_Instruction_
Quote, verbatim, all material below, without pictures.

_Available records_

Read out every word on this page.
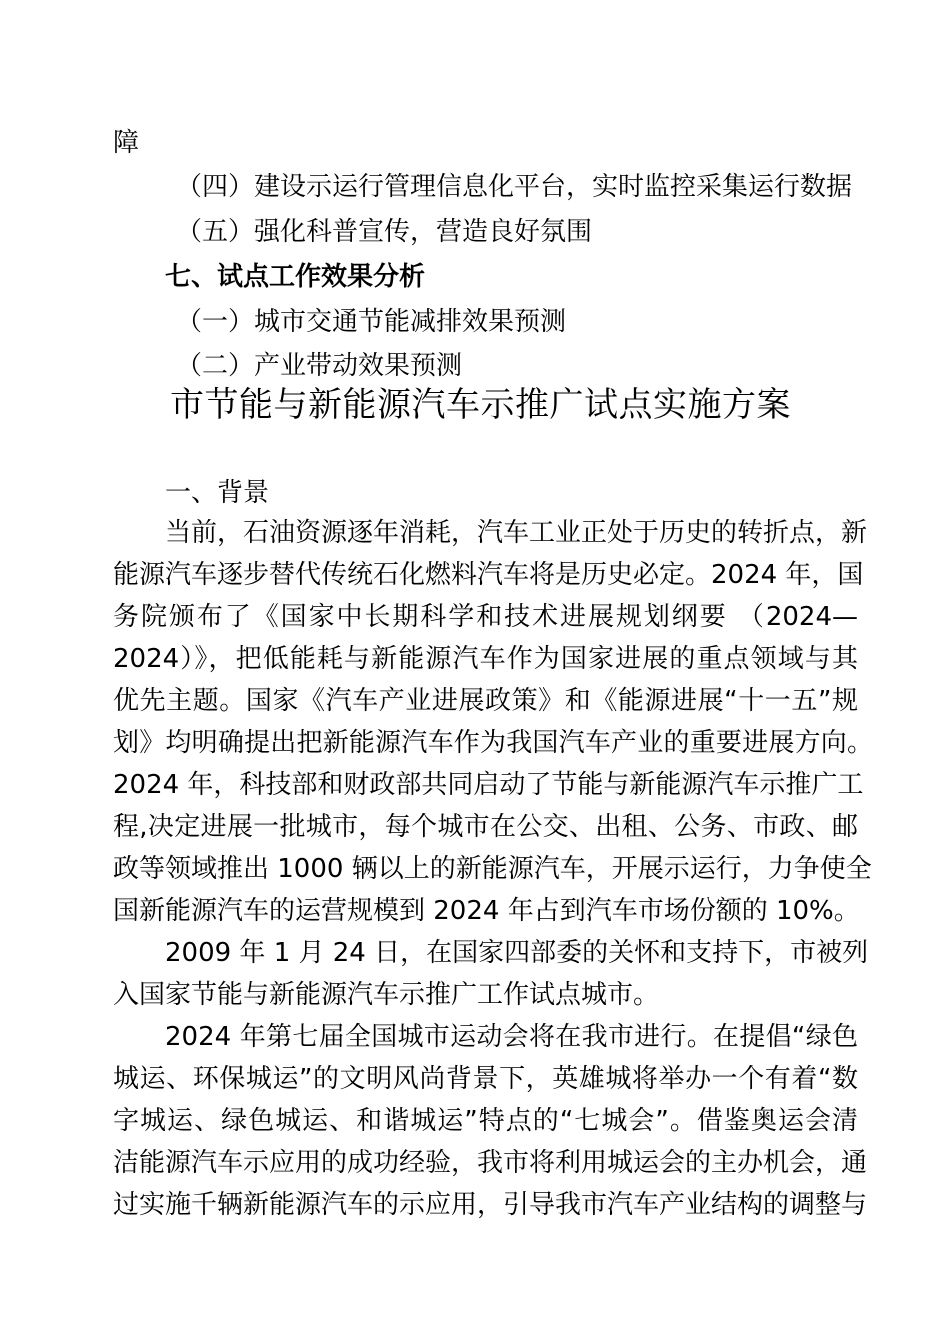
障
（四）建设示运行管理信息化平台，实时监控采集运行数据
（五）强化科普宣传，营造良好氛围
七、试点工作效果分析
（一）城市交通节能减排效果预测
（二）产业带动效果预测
市节能与新能源汽车示推广试点实施方案
一、背景
当前，石油资源逐年消耗，汽车工业正处于历史的转折点，新
能源汽车逐步替代传统石化燃料汽车将是历史必定。2024 年，国
务院颁布了《国家中长期科学和技术进展规划纲要 （2024—
2024）》，把低能耗与新能源汽车作为国家进展的重点领域与其
优先主题。国家《汽车产业进展政策》和《能源进展“十一五”规
划》均明确提出把新能源汽车作为我国汽车产业的重要进展方向。
2024 年，科技部和财政部共同启动了节能与新能源汽车示推广工
程,决定进展一批城市，每个城市在公交、出租、公务、市政、邮
政等领域推出 1000 辆以上的新能源汽车，开展示运行，力争使全
国新能源汽车的运营规模到 2024 年占到汽车市场份额的 10%。
2009 年 1 月 24 日，在国家四部委的关怀和支持下，市被列
入国家节能与新能源汽车示推广工作试点城市。
2024 年第七届全国城市运动会将在我市进行。在提倡“绿色
城运、环保城运”的文明风尚背景下，英雄城将举办一个有着“数
字城运、绿色城运、和谐城运”特点的“七城会”。借鉴奥运会清
洁能源汽车示应用的成功经验，我市将利用城运会的主办机会，通
过实施千辆新能源汽车的示应用，引导我市汽车产业结构的调整与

_The output_
Read out every word on this page.
障
（四）建设示运行管理信息化平台，实时监控采集运行数据
（五）强化科普宣传，营造良好氛围
七、试点工作效果分析
（一）城市交通节能减排效果预测
（二）产业带动效果预测
市节能与新能源汽车示推广试点实施方案
一、背景
当前，石油资源逐年消耗，汽车工业正处于历史的转折点，新
能源汽车逐步替代传统石化燃料汽车将是历史必定。2024 年，国
务院颁布了《国家中长期科学和技术进展规划纲要 （2024—
2024）》，把低能耗与新能源汽车作为国家进展的重点领域与其
优先主题。国家《汽车产业进展政策》和《能源进展“十一五”规
划》均明确提出把新能源汽车作为我国汽车产业的重要进展方向。
2024 年，科技部和财政部共同启动了节能与新能源汽车示推广工
程,决定进展一批城市，每个城市在公交、出租、公务、市政、邮
政等领域推出 1000 辆以上的新能源汽车，开展示运行，力争使全
国新能源汽车的运营规模到 2024 年占到汽车市场份额的 10%。
2009 年 1 月 24 日，在国家四部委的关怀和支持下，市被列
入国家节能与新能源汽车示推广工作试点城市。
2024 年第七届全国城市运动会将在我市进行。在提倡“绿色
城运、环保城运”的文明风尚背景下，英雄城将举办一个有着“数
字城运、绿色城运、和谐城运”特点的“七城会”。借鉴奥运会清
洁能源汽车示应用的成功经验，我市将利用城运会的主办机会，通
过实施千辆新能源汽车的示应用，引导我市汽车产业结构的调整与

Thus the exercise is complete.